(Records from a dataset)
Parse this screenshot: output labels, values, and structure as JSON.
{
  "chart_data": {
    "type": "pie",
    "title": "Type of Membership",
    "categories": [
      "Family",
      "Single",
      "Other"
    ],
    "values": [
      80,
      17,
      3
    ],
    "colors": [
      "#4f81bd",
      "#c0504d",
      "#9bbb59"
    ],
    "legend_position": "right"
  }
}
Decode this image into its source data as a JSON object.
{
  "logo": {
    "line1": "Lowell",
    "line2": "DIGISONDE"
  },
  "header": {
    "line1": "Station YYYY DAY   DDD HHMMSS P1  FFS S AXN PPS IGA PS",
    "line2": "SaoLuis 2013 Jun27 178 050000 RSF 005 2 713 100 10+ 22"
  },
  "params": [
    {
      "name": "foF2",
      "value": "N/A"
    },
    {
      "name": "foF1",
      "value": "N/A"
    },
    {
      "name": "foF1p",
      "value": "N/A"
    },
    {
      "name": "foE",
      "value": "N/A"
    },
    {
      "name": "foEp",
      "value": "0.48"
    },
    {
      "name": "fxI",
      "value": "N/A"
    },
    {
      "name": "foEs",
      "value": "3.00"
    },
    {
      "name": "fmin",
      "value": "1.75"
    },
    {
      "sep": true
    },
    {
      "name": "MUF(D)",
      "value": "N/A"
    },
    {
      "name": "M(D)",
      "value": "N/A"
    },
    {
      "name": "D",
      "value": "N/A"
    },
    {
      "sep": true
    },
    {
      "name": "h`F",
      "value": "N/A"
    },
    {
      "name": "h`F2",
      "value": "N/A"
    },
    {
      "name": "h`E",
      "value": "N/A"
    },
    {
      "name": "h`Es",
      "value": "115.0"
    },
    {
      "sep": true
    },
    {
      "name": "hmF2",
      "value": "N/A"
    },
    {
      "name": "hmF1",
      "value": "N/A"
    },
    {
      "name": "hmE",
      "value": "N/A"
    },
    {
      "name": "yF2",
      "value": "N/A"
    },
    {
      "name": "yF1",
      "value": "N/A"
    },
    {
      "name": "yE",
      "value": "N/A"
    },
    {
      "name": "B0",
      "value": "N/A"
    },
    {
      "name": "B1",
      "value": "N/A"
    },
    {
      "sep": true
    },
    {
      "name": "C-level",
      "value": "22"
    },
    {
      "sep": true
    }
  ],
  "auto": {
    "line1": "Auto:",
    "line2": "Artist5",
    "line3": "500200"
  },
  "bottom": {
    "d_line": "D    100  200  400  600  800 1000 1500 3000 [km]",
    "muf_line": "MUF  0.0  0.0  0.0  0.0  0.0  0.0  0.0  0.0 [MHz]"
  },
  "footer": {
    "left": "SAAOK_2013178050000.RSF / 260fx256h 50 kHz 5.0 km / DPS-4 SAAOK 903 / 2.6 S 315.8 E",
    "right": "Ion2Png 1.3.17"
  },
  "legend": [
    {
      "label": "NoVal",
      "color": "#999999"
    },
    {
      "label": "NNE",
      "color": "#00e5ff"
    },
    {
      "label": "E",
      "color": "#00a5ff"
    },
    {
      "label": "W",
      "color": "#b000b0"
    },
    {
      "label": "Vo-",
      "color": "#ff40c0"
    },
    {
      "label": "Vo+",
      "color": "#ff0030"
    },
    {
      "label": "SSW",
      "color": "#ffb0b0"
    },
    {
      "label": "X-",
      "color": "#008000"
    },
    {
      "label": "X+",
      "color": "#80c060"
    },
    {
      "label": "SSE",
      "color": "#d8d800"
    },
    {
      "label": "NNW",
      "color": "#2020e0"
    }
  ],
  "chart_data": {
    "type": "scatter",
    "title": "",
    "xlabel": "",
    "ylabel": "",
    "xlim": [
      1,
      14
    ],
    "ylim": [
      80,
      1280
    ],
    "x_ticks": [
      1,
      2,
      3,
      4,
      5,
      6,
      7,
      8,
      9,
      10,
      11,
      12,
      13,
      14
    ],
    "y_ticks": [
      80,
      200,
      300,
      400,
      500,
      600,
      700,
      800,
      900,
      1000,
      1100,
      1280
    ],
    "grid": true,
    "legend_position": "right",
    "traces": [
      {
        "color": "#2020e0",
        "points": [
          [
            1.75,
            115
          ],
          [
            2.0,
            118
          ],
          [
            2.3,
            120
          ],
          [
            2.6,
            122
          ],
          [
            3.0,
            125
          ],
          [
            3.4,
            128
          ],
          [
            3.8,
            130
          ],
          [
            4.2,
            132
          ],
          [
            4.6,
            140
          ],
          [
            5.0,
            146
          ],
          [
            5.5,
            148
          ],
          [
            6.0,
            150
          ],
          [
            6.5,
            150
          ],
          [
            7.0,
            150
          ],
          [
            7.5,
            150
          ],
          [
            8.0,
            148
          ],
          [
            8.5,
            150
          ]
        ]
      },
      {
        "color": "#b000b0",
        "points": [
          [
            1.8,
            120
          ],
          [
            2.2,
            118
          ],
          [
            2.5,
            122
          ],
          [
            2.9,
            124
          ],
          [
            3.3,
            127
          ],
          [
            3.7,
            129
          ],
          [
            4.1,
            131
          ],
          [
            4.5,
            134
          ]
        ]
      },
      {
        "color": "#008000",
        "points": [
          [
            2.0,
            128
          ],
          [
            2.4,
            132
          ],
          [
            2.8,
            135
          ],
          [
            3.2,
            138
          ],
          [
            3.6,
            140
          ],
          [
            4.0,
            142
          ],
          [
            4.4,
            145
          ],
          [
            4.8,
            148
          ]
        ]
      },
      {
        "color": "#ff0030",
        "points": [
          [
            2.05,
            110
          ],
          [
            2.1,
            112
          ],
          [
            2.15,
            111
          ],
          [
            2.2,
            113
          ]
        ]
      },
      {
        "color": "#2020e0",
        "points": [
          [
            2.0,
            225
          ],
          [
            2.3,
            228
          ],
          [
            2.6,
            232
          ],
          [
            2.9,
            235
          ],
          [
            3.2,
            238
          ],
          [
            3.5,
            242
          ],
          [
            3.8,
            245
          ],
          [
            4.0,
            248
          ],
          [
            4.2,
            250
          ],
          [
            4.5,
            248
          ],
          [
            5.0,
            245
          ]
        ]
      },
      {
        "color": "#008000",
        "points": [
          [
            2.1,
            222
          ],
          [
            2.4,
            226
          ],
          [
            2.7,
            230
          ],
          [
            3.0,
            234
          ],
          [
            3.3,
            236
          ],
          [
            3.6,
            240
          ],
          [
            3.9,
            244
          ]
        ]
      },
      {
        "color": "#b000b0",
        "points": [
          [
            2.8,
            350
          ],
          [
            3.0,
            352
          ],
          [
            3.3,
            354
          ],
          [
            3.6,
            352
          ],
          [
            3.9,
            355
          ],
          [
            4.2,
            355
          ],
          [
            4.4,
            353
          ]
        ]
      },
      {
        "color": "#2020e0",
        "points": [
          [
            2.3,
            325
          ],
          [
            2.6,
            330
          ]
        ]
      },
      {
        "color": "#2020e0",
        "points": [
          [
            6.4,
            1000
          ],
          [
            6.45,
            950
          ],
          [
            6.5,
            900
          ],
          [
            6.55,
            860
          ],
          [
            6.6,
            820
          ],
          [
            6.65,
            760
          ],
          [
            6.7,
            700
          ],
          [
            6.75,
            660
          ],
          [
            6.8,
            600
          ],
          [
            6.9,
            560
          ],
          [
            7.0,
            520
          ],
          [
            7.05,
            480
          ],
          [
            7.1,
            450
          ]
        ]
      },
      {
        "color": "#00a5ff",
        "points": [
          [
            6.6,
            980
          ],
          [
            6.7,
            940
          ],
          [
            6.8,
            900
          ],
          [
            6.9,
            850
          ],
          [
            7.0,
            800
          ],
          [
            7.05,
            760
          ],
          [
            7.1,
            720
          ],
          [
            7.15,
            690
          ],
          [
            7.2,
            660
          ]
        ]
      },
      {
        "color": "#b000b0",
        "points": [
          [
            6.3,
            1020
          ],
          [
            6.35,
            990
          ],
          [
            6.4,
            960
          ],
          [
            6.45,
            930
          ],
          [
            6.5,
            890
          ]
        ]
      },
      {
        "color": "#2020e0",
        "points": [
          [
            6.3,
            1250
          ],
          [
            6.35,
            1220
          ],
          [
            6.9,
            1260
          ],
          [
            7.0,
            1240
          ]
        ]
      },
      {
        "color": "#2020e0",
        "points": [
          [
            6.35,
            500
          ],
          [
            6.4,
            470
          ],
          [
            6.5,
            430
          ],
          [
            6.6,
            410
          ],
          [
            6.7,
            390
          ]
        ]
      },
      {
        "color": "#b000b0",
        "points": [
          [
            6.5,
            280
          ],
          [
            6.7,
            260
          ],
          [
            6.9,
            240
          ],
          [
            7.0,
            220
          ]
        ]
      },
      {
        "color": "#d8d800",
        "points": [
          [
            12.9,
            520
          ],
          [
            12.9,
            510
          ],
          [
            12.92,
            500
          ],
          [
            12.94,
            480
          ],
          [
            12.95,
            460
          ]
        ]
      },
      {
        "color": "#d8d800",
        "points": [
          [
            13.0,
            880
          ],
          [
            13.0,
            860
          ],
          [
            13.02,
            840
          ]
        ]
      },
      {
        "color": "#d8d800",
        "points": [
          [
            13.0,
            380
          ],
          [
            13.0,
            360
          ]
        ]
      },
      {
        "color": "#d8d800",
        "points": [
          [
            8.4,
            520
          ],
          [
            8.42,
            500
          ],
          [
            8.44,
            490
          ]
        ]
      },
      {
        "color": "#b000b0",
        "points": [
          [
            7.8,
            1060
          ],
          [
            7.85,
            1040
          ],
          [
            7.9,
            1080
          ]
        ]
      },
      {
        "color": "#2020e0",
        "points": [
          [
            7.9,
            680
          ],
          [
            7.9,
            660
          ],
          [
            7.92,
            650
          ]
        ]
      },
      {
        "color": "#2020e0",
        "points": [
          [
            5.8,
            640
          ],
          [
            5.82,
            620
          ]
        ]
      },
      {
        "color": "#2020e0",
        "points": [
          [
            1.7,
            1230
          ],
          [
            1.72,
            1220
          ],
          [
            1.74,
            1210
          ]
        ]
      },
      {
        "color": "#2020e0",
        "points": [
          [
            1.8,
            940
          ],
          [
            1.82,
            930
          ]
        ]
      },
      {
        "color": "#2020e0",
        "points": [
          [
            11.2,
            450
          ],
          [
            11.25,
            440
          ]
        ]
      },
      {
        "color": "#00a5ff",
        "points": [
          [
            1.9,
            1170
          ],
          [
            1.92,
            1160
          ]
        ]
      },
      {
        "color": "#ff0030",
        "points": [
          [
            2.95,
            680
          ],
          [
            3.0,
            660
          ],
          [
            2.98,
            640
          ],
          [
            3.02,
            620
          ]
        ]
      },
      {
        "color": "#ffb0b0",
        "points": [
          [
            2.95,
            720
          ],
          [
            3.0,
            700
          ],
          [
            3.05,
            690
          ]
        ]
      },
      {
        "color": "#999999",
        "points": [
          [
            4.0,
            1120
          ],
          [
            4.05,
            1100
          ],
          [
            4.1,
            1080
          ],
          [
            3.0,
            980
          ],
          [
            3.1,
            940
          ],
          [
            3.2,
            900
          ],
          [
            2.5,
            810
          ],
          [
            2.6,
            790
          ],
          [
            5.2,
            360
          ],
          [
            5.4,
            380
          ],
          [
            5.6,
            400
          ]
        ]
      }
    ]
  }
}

Written exercise
Copy all lines above containing the string "JSON".

Answer
Parse this screenshot: output labels, values, and structure as JSON.
Decode this image into its source data as a JSON object.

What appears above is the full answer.